Stored entries —
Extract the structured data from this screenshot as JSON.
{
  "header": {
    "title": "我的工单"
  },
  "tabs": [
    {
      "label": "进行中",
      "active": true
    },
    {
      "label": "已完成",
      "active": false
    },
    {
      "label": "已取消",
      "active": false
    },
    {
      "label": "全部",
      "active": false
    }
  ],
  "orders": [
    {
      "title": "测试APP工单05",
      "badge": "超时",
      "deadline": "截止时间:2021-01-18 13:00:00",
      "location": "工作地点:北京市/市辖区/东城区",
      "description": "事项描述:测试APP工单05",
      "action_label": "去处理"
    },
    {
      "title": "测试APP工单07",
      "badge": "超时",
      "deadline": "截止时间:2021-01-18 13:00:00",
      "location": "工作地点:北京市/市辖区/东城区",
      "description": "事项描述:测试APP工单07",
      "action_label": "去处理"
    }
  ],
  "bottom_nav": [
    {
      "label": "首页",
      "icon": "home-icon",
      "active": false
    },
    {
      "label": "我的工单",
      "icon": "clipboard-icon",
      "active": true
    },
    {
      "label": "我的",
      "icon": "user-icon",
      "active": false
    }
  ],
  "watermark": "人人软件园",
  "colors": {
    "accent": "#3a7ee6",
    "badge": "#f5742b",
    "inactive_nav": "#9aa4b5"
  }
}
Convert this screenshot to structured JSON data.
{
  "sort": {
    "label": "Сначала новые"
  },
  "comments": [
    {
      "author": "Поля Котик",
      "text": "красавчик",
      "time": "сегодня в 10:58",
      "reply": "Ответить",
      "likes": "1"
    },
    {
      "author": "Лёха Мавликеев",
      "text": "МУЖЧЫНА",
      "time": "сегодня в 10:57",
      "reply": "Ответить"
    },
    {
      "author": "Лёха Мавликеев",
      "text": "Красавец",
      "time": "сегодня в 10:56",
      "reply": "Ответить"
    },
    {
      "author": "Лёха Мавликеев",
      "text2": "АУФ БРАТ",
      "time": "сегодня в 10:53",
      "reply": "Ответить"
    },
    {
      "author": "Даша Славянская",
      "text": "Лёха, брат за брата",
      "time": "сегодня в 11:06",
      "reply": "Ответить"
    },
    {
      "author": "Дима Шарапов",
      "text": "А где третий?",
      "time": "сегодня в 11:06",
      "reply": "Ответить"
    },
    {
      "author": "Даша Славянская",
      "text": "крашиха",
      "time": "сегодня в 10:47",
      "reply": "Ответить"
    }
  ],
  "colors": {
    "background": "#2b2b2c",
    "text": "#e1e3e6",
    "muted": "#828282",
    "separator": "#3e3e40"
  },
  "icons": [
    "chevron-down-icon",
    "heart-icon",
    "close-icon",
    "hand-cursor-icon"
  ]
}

AIM OF THE EXERCISE — Reproduce all of the data exactly as given.

RESULT OF THIS EXERCISE —
Extract the structured data from this screenshot as JSON.
{
  "header": {
    "title": "我的工单"
  },
  "tabs": [
    {
      "label": "进行中",
      "active": true
    },
    {
      "label": "已完成",
      "active": false
    },
    {
      "label": "已取消",
      "active": false
    },
    {
      "label": "全部",
      "active": false
    }
  ],
  "orders": [
    {
      "title": "测试APP工单05",
      "badge": "超时",
      "deadline": "截止时间:2021-01-18 13:00:00",
      "location": "工作地点:北京市/市辖区/东城区",
      "description": "事项描述:测试APP工单05",
      "action_label": "去处理"
    },
    {
      "title": "测试APP工单07",
      "badge": "超时",
      "deadline": "截止时间:2021-01-18 13:00:00",
      "location": "工作地点:北京市/市辖区/东城区",
      "description": "事项描述:测试APP工单07",
      "action_label": "去处理"
    }
  ],
  "bottom_nav": [
    {
      "label": "首页",
      "icon": "home-icon",
      "active": false
    },
    {
      "label": "我的工单",
      "icon": "clipboard-icon",
      "active": true
    },
    {
      "label": "我的",
      "icon": "user-icon",
      "active": false
    }
  ],
  "watermark": "人人软件园",
  "colors": {
    "accent": "#3a7ee6",
    "badge": "#f5742b",
    "inactive_nav": "#9aa4b5"
  }
}
Convert this screenshot to structured JSON data.
{
  "sort": {
    "label": "Сначала новые"
  },
  "comments": [
    {
      "author": "Поля Котик",
      "text": "красавчик",
      "time": "сегодня в 10:58",
      "reply": "Ответить",
      "likes": "1"
    },
    {
      "author": "Лёха Мавликеев",
      "text": "МУЖЧЫНА",
      "time": "сегодня в 10:57",
      "reply": "Ответить"
    },
    {
      "author": "Лёха Мавликеев",
      "text": "Красавец",
      "time": "сегодня в 10:56",
      "reply": "Ответить"
    },
    {
      "author": "Лёха Мавликеев",
      "text2": "АУФ БРАТ",
      "time": "сегодня в 10:53",
      "reply": "Ответить"
    },
    {
      "author": "Даша Славянская",
      "text": "Лёха, брат за брата",
      "time": "сегодня в 11:06",
      "reply": "Ответить"
    },
    {
      "author": "Дима Шарапов",
      "text": "А где третий?",
      "time": "сегодня в 11:06",
      "reply": "Ответить"
    },
    {
      "author": "Даша Славянская",
      "text": "крашиха",
      "time": "сегодня в 10:47",
      "reply": "Ответить"
    }
  ],
  "colors": {
    "background": "#2b2b2c",
    "text": "#e1e3e6",
    "muted": "#828282",
    "separator": "#3e3e40"
  },
  "icons": [
    "chevron-down-icon",
    "heart-icon",
    "close-icon",
    "hand-cursor-icon"
  ]
}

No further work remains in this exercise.